═════ RECORD EXTRACTS

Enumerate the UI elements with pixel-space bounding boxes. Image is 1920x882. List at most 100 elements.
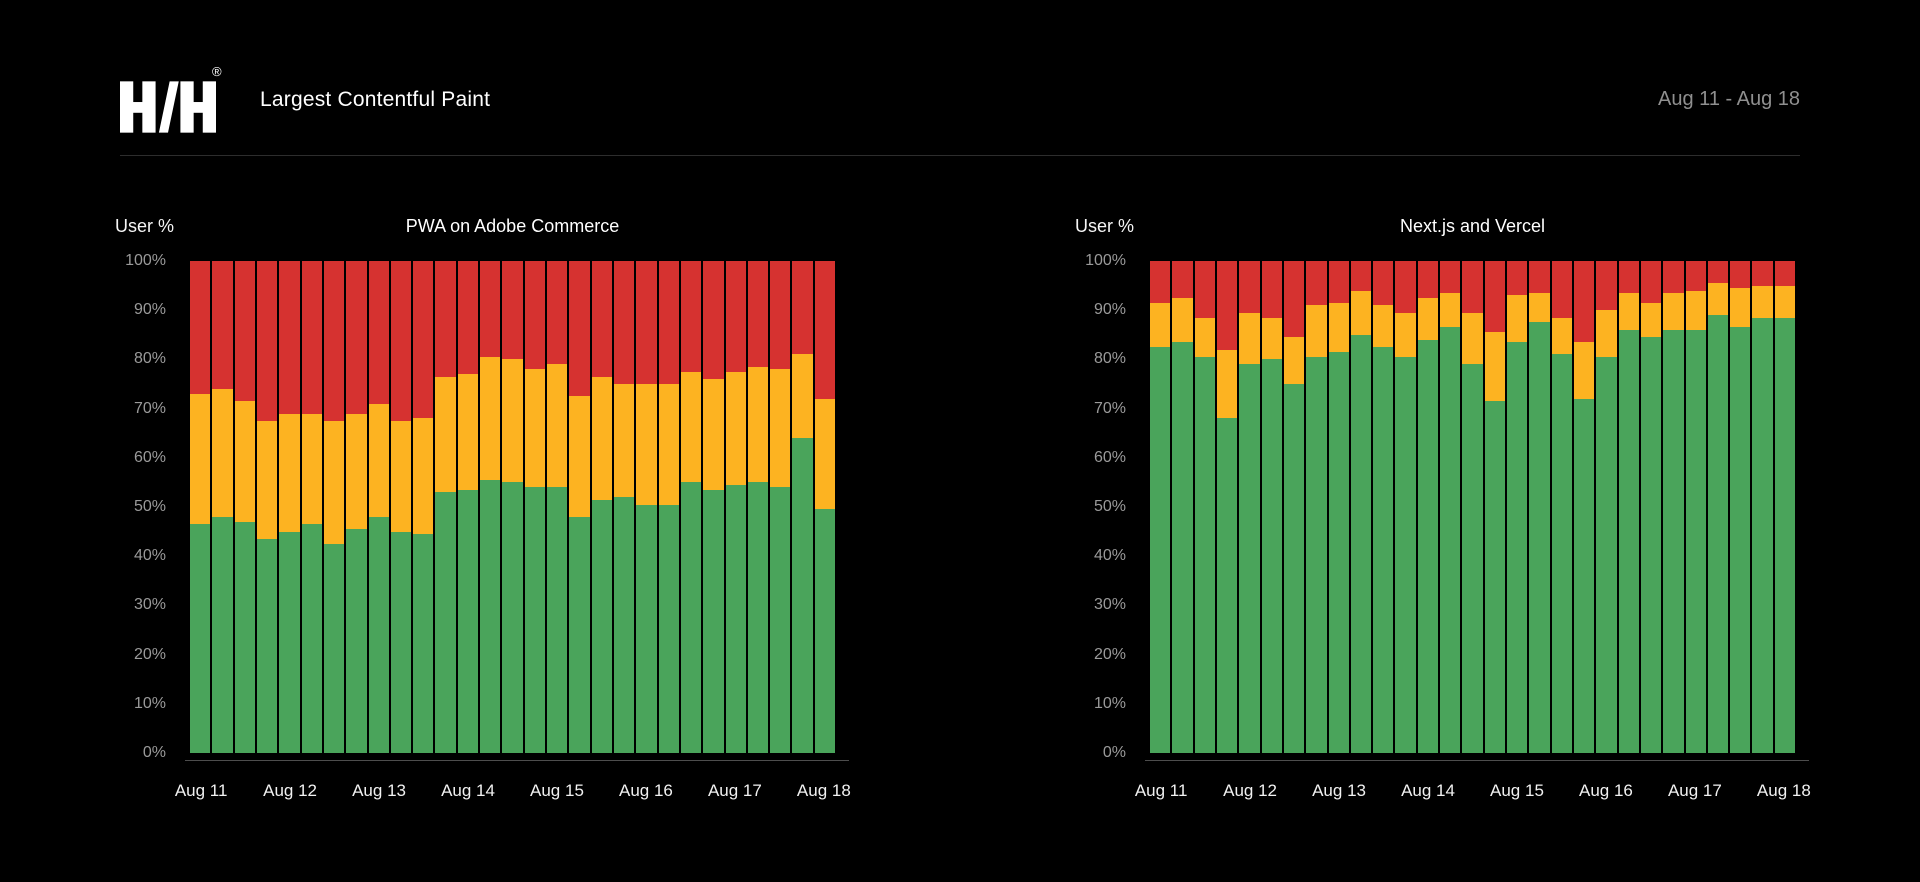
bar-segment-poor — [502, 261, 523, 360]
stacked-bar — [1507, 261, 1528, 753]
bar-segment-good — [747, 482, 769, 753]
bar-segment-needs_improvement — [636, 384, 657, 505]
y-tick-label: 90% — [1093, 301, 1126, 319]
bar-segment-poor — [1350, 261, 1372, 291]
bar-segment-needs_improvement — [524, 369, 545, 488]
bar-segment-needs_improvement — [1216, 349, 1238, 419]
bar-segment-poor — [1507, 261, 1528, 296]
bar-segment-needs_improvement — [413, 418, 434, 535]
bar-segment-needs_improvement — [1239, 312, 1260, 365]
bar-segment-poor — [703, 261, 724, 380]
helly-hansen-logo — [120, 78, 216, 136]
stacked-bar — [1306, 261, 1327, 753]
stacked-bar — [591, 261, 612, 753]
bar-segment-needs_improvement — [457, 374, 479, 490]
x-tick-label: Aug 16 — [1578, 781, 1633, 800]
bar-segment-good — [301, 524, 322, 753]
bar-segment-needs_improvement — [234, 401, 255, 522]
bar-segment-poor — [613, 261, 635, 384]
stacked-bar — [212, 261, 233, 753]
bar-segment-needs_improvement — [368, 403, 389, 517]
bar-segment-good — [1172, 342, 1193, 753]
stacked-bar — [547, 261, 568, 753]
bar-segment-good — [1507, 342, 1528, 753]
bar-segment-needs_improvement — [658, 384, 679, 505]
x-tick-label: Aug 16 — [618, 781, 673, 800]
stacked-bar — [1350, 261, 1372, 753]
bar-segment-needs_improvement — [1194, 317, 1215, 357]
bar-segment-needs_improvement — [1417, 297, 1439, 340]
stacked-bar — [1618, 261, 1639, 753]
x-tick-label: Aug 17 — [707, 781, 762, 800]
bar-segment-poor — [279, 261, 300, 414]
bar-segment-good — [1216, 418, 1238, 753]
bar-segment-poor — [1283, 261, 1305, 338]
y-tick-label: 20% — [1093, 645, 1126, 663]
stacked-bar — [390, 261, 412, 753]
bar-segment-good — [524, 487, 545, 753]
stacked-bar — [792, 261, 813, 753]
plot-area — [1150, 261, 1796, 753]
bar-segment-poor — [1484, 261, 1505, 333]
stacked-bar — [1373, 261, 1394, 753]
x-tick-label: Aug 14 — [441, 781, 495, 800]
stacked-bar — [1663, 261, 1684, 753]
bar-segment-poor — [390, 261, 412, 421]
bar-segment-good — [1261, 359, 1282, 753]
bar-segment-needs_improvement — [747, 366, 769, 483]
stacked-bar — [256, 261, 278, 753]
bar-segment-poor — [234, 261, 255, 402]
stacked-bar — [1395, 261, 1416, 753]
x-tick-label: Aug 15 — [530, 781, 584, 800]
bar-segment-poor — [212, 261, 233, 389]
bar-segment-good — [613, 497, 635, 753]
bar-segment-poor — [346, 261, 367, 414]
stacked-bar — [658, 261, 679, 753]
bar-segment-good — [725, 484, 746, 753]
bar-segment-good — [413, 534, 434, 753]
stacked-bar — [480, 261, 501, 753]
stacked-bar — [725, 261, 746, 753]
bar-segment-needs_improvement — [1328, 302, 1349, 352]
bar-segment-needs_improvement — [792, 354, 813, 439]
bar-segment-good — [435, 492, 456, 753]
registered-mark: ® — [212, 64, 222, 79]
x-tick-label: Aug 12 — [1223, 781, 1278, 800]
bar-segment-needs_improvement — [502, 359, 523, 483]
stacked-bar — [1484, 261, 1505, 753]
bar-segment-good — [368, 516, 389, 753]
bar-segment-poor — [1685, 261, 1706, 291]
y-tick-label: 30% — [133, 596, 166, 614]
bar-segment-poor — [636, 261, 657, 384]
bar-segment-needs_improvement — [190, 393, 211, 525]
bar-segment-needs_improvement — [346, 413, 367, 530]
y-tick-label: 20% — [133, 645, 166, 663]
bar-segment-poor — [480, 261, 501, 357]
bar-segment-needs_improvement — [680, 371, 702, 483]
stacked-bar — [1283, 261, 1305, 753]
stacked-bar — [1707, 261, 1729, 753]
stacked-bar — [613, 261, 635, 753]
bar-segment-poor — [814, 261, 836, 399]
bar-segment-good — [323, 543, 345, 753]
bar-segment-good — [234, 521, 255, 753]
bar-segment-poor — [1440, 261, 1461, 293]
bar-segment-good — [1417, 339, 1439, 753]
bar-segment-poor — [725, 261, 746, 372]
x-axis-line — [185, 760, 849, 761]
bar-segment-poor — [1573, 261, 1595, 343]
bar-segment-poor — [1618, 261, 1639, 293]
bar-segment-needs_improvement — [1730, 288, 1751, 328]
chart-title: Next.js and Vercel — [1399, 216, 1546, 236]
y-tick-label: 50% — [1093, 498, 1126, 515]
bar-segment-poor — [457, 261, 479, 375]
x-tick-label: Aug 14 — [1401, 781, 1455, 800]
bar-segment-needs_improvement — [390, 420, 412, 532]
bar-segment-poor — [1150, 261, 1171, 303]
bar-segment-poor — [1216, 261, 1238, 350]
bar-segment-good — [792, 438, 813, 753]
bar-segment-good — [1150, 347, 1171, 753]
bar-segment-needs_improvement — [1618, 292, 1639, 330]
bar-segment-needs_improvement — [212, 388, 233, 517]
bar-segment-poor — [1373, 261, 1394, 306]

══════════

INSTRUCTIONS FOR THE TASK
Reproduce every line of the material above verbatim, omitting the pictures.

OUTPUT FOR THIS EXERCISE
Enumerate the UI elements with pixel-space bounding boxes. Image is 1920x882. List at most 100 elements.
bar-segment-poor — [502, 261, 523, 360]
stacked-bar — [1507, 261, 1528, 753]
bar-segment-good — [747, 482, 769, 753]
bar-segment-needs_improvement — [636, 384, 657, 505]
y-tick-label: 90% — [1093, 301, 1126, 319]
bar-segment-poor — [1350, 261, 1372, 291]
bar-segment-needs_improvement — [524, 369, 545, 488]
bar-segment-needs_improvement — [1216, 349, 1238, 419]
bar-segment-poor — [1507, 261, 1528, 296]
bar-segment-needs_improvement — [413, 418, 434, 535]
bar-segment-needs_improvement — [1239, 312, 1260, 365]
bar-segment-poor — [703, 261, 724, 380]
helly-hansen-logo — [120, 78, 216, 136]
stacked-bar — [1306, 261, 1327, 753]
stacked-bar — [591, 261, 612, 753]
bar-segment-needs_improvement — [457, 374, 479, 490]
x-tick-label: Aug 16 — [1578, 781, 1633, 800]
bar-segment-good — [301, 524, 322, 753]
bar-segment-needs_improvement — [234, 401, 255, 522]
bar-segment-poor — [613, 261, 635, 384]
stacked-bar — [212, 261, 233, 753]
bar-segment-needs_improvement — [368, 403, 389, 517]
bar-segment-good — [1172, 342, 1193, 753]
stacked-bar — [547, 261, 568, 753]
bar-segment-good — [1507, 342, 1528, 753]
bar-segment-needs_improvement — [658, 384, 679, 505]
x-tick-label: Aug 16 — [618, 781, 673, 800]
stacked-bar — [1350, 261, 1372, 753]
bar-segment-needs_improvement — [1194, 317, 1215, 357]
bar-segment-needs_improvement — [1417, 297, 1439, 340]
stacked-bar — [1618, 261, 1639, 753]
x-tick-label: Aug 17 — [707, 781, 762, 800]
bar-segment-poor — [279, 261, 300, 414]
bar-segment-good — [1216, 418, 1238, 753]
bar-segment-poor — [1283, 261, 1305, 338]
y-tick-label: 20% — [1093, 645, 1126, 663]
stacked-bar — [390, 261, 412, 753]
bar-segment-good — [524, 487, 545, 753]
stacked-bar — [792, 261, 813, 753]
plot-area — [1150, 261, 1796, 753]
bar-segment-poor — [1484, 261, 1505, 333]
stacked-bar — [1373, 261, 1394, 753]
x-tick-label: Aug 14 — [441, 781, 495, 800]
stacked-bar — [1663, 261, 1684, 753]
bar-segment-poor — [390, 261, 412, 421]
bar-segment-good — [1261, 359, 1282, 753]
bar-segment-needs_improvement — [747, 366, 769, 483]
stacked-bar — [256, 261, 278, 753]
bar-segment-poor — [234, 261, 255, 402]
stacked-bar — [1395, 261, 1416, 753]
x-tick-label: Aug 15 — [530, 781, 584, 800]
bar-segment-poor — [212, 261, 233, 389]
bar-segment-good — [613, 497, 635, 753]
bar-segment-poor — [346, 261, 367, 414]
stacked-bar — [658, 261, 679, 753]
bar-segment-good — [725, 484, 746, 753]
bar-segment-good — [413, 534, 434, 753]
stacked-bar — [480, 261, 501, 753]
stacked-bar — [725, 261, 746, 753]
bar-segment-needs_improvement — [1328, 302, 1349, 352]
bar-segment-needs_improvement — [792, 354, 813, 439]
bar-segment-good — [435, 492, 456, 753]
registered-mark: ® — [212, 64, 222, 79]
x-tick-label: Aug 12 — [1223, 781, 1278, 800]
bar-segment-needs_improvement — [502, 359, 523, 483]
stacked-bar — [1484, 261, 1505, 753]
bar-segment-good — [368, 516, 389, 753]
bar-segment-poor — [1685, 261, 1706, 291]
y-tick-label: 30% — [133, 596, 166, 614]
bar-segment-poor — [636, 261, 657, 384]
bar-segment-needs_improvement — [190, 393, 211, 525]
bar-segment-needs_improvement — [346, 413, 367, 530]
y-tick-label: 20% — [133, 645, 166, 663]
bar-segment-poor — [480, 261, 501, 357]
bar-segment-needs_improvement — [680, 371, 702, 483]
stacked-bar — [1283, 261, 1305, 753]
stacked-bar — [1707, 261, 1729, 753]
stacked-bar — [613, 261, 635, 753]
bar-segment-poor — [814, 261, 836, 399]
bar-segment-good — [323, 543, 345, 753]
bar-segment-good — [234, 521, 255, 753]
bar-segment-poor — [1440, 261, 1461, 293]
bar-segment-good — [1417, 339, 1439, 753]
bar-segment-poor — [725, 261, 746, 372]
x-axis-line — [185, 760, 849, 761]
bar-segment-poor — [1573, 261, 1595, 343]
bar-segment-poor — [1618, 261, 1639, 293]
bar-segment-needs_improvement — [1730, 288, 1751, 328]
chart-title: Next.js and Vercel — [1399, 216, 1546, 236]
y-tick-label: 50% — [1093, 498, 1126, 515]
bar-segment-poor — [457, 261, 479, 375]
x-tick-label: Aug 14 — [1401, 781, 1455, 800]
bar-segment-needs_improvement — [390, 420, 412, 532]
bar-segment-poor — [1150, 261, 1171, 303]
bar-segment-poor — [1216, 261, 1238, 350]
bar-segment-good — [792, 438, 813, 753]
bar-segment-good — [1150, 347, 1171, 753]
bar-segment-needs_improvement — [1618, 292, 1639, 330]
bar-segment-needs_improvement — [212, 388, 233, 517]
bar-segment-poor — [1373, 261, 1394, 306]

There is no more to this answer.